Assignment
In the zucchini salad recipe, why should the bag be turned over now and then while the salad marinates, and does the recipe require it?
═════ Extract provided ═════
All Recipes

Marinated Zucchini Salad with Olives, Artichokes, and Red Pepper

Marinated Zucchini Salad with Olives, Artichokes, and Red Pepper
  • Category

    Breakfast

  • Cusine

    American

Ingredients

4-5 small zucchini, cut into half moon slices about 1/2 inch thick

1 can large pitted black olives, drained very well

1 jar marinated artichoke hearts, drained very well

1 red or green pepper chopped into bite-sized pieces

1 red onion chopped into bite-sized pieces

1 cup your favorite Italian dressing with no sugar

juice of half lemon

1/4 cup grated Parmesan, Asiago, or Romano cheese

1 T dried basil

1 tsp. dried oregano

Optional: additional 1/4 cup grated parmesan to sprinkle over salad just before serving

Directions

Cut zucchini into quarter slices or bite sized pieces. Steam or saute zucchini until barely tender/crisp, about 3 minutes for steaming and slightly longer for sauteeing, then drain very well. While zucchini is cooking, open olives and artichoke hearts and dump into a colander to drain well. Chop the red bell pepper into bite-sized pieces. Combine zucchini, olives, artichoke hearts, red pepper in Ziploc bag Pour dressing over, just enough to cover veggies, and stir gently. Marinate in refrigerator 4-8 hours. If you can turn it over once in a while to keep the vegetables covered with dressing that would be great, but it’s not essential. <Just before serving stir in a little of the reserved dressing. Sprinkle the salad with more freshly grated Parmesan cheese when serving if desired. At the risk of sounding like a cheese snob, let me say that this is best with freshly grated cheese. I like to grate it on the large side of the grater for the final 1/4 cup and serve the salad with the grated cheese not mixed in. However if all you have is pre-grated Parmesan, not to worry. It will still be yummy.
═════ Recorded data ═════
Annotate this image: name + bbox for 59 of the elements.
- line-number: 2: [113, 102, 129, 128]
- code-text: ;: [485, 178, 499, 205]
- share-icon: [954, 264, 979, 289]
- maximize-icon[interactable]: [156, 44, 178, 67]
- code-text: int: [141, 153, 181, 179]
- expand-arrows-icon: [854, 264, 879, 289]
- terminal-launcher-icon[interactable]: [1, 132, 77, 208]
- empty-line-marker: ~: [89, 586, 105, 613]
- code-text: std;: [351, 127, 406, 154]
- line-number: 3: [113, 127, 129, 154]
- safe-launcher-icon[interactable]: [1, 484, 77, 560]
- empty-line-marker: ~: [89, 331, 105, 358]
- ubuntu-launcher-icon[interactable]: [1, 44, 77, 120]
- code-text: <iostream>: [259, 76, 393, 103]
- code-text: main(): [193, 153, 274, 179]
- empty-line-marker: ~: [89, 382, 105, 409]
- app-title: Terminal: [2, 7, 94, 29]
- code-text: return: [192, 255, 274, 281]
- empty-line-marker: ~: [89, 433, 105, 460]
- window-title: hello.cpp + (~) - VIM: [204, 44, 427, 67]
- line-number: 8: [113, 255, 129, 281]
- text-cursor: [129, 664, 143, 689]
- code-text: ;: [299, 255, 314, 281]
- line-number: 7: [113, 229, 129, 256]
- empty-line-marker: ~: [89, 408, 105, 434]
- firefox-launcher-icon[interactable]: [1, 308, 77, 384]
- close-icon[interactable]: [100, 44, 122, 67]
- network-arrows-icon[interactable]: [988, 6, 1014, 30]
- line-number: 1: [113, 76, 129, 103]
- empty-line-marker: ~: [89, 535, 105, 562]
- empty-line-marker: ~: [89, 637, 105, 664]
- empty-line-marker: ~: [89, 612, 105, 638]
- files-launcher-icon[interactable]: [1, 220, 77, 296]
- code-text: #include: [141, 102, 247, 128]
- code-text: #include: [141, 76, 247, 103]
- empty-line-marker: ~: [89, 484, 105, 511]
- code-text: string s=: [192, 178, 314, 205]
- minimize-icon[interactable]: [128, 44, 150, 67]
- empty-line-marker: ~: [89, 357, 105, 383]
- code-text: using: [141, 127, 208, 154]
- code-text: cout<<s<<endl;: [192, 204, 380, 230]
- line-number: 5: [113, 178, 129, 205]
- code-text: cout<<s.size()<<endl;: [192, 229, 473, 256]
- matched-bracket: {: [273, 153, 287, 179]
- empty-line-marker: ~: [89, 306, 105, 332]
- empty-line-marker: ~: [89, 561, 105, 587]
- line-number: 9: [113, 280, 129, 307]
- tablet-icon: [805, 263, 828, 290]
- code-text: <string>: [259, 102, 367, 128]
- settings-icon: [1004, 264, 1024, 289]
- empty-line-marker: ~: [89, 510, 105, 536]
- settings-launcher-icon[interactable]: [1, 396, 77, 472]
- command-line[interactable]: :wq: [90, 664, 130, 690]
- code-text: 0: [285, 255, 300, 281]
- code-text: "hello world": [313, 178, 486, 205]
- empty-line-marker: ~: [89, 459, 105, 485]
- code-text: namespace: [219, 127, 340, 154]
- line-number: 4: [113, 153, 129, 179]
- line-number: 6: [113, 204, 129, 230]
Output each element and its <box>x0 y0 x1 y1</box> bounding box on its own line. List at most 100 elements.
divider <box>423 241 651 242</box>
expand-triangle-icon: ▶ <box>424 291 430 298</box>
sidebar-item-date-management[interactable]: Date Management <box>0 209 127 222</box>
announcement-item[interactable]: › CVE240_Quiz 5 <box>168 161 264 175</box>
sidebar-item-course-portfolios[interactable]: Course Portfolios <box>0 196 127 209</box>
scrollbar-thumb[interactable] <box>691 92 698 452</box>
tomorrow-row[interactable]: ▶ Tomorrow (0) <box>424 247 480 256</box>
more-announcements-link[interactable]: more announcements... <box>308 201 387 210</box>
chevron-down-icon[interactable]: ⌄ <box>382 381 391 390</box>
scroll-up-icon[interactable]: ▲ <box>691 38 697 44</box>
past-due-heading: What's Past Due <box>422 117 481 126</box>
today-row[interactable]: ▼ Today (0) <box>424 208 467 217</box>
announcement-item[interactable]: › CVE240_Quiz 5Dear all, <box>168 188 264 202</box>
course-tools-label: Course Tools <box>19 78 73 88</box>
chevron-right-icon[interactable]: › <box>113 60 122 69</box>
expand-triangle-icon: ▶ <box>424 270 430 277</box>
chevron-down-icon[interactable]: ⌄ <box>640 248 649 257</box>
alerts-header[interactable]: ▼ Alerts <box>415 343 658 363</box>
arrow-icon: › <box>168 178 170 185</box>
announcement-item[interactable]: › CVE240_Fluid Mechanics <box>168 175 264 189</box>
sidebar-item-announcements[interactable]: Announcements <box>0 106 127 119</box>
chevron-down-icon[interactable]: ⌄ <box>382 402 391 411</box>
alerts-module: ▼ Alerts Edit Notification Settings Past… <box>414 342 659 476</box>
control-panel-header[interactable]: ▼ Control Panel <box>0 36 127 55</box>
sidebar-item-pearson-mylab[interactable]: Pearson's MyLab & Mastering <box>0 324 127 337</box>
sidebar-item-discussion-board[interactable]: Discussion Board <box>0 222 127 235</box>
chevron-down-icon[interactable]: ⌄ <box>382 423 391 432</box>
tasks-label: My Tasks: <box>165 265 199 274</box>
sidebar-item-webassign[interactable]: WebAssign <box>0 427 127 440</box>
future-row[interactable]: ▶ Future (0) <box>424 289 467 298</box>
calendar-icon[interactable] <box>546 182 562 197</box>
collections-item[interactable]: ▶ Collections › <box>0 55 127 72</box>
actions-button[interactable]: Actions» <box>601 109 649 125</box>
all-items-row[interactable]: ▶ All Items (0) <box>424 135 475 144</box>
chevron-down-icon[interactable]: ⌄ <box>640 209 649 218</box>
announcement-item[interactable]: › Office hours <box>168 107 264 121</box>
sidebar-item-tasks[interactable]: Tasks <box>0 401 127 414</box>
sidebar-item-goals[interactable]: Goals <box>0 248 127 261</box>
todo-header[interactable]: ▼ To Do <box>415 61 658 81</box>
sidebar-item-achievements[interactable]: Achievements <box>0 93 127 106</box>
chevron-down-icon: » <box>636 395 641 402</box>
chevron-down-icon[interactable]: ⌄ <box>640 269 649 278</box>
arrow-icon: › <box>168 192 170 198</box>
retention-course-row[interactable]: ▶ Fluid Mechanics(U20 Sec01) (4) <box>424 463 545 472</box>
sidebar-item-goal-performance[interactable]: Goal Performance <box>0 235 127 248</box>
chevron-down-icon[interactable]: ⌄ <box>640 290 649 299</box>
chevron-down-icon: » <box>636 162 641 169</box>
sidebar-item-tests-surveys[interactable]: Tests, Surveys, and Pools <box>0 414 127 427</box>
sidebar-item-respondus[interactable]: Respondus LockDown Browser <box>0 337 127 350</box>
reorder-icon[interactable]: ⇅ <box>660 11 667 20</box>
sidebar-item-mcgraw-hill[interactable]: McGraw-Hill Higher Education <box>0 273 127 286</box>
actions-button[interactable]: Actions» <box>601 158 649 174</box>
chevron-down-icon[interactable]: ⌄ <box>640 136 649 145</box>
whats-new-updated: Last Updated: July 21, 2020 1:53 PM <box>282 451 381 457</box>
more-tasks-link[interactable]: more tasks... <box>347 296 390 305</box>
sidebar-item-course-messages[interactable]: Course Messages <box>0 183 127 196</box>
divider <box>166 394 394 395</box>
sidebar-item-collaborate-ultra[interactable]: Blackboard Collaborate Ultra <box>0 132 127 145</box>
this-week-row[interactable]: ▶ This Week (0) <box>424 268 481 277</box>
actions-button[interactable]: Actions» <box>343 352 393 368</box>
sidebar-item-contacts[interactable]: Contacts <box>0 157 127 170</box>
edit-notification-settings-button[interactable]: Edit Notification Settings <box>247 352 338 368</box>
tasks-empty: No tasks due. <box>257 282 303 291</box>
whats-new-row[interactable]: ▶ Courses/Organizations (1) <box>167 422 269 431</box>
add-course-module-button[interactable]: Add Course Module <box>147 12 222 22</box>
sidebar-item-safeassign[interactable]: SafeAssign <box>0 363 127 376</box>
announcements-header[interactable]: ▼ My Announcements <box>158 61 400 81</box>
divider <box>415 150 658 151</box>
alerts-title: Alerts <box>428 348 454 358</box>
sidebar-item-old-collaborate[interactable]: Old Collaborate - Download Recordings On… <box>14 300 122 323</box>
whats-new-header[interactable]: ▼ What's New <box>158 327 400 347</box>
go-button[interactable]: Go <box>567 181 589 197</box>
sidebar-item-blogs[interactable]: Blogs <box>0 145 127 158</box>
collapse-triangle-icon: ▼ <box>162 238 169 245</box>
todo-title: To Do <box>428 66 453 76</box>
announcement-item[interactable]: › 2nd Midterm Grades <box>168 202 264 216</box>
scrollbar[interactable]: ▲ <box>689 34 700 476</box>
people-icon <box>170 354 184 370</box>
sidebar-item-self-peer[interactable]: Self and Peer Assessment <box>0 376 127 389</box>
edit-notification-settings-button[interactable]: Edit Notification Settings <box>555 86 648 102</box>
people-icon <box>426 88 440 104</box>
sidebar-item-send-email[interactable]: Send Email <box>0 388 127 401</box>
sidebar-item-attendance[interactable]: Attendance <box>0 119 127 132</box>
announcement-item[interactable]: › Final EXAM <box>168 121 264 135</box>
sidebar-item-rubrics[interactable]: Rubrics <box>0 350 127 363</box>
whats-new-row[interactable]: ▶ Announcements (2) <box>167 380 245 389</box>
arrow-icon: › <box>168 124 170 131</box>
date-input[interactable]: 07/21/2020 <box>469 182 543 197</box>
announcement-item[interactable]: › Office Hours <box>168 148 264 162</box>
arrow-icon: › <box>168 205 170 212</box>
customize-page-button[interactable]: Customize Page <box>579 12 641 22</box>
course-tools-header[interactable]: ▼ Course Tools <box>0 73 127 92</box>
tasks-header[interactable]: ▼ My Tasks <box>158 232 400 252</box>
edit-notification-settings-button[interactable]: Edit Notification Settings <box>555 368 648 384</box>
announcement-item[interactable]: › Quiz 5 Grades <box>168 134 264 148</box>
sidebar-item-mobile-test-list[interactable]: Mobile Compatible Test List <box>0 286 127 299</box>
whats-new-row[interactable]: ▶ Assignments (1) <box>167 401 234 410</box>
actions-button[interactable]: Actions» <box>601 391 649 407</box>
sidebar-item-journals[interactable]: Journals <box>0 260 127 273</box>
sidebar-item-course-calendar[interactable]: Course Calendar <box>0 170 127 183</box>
═════
Task output
Turning it over keeps the vegetables covered with dressing. The recipe calls this helpful but not essential.